[Data excerpts]
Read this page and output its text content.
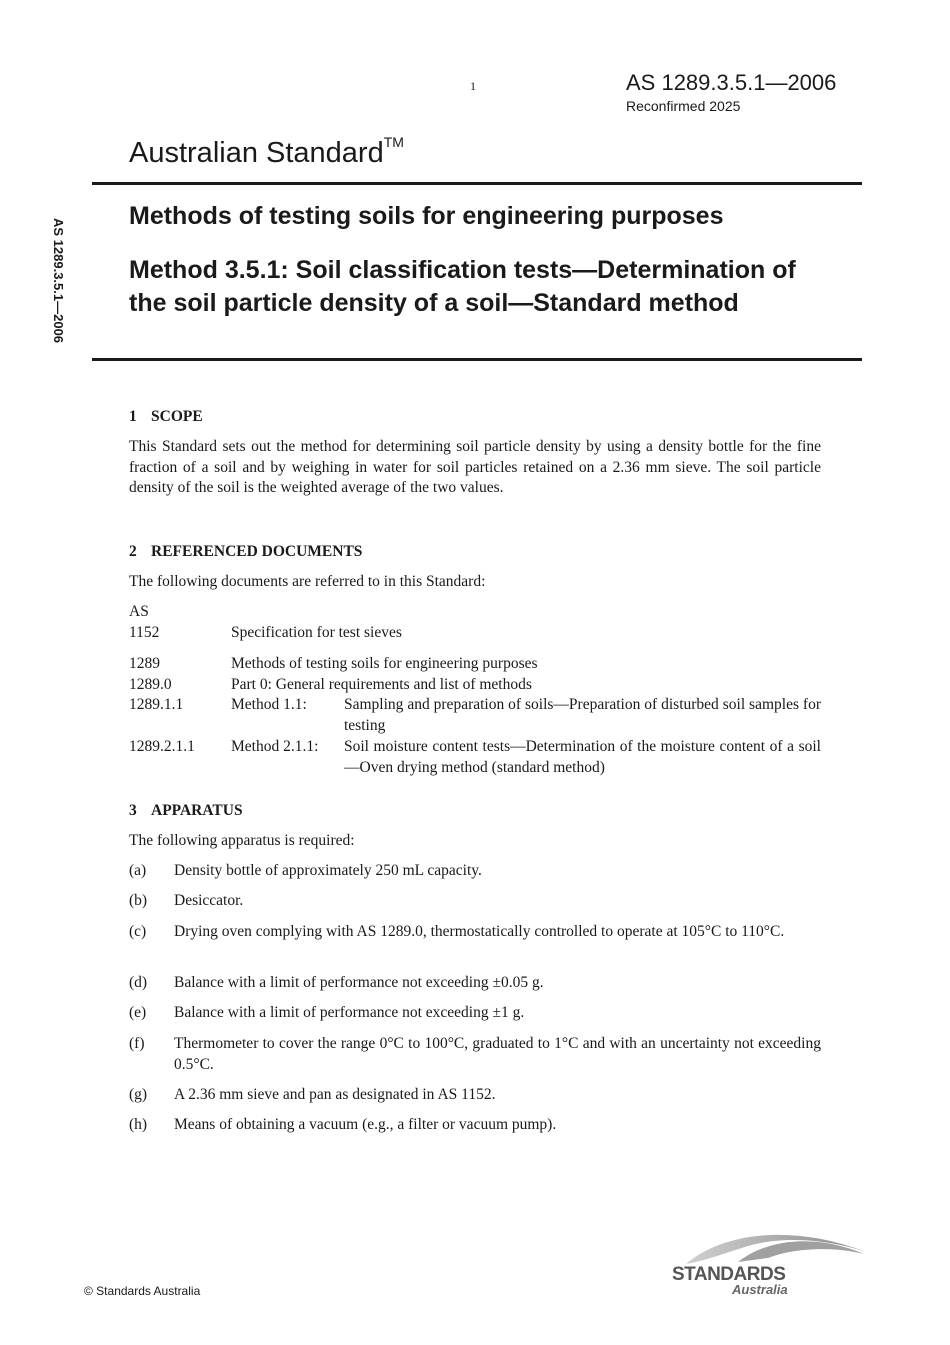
1	AS 1289.3.5.1—2006
Reconfirmed 2025
Australian Standard™
AS 1289.3.5.1—2006
Methods of testing soils for engineering purposes
Method 3.5.1: Soil classification tests—Determination of the soil particle density of a soil—Standard method
1 SCOPE
This Standard sets out the method for determining soil particle density by using a density bottle for the fine fraction of a soil and by weighing in water for soil particles retained on a 2.36 mm sieve. The soil particle density of the soil is the weighted average of the two values.
2 REFERENCED DOCUMENTS
The following documents are referred to in this Standard:
AS
1152	Specification for test sieves
1289	Methods of testing soils for engineering purposes
1289.0	Part 0: General requirements and list of methods
1289.1.1	Method 1.1: Sampling and preparation of soils—Preparation of disturbed soil samples for testing
1289.2.1.1 Method 2.1.1: Soil moisture content tests—Determination of the moisture content of a soil—Oven drying method (standard method)
3 APPARATUS
The following apparatus is required:
(a) Density bottle of approximately 250 mL capacity.
(b) Desiccator.
(c) Drying oven complying with AS 1289.0, thermostatically controlled to operate at 105°C to 110°C.
(d) Balance with a limit of performance not exceeding ±0.05 g.
(e) Balance with a limit of performance not exceeding ±1 g.
(f) Thermometer to cover the range 0°C to 100°C, graduated to 1°C and with an uncertainty not exceeding 0.5°C.
(g) A 2.36 mm sieve and pan as designated in AS 1152.
(h) Means of obtaining a vacuum (e.g., a filter or vacuum pump).
© Standards Australia
STANDARDS
Australia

What you are asked to do
Choose all lines containing the string "Determination" and copy them out.

Exercise solution
Method 3.5.1: Soil classification tests—Determination of the soil particle density of a soil—Standard method
1289.2.1.1 Method 2.1.1: Soil moisture content tests—Determination of the moisture content of a soil—Oven drying method (standard method)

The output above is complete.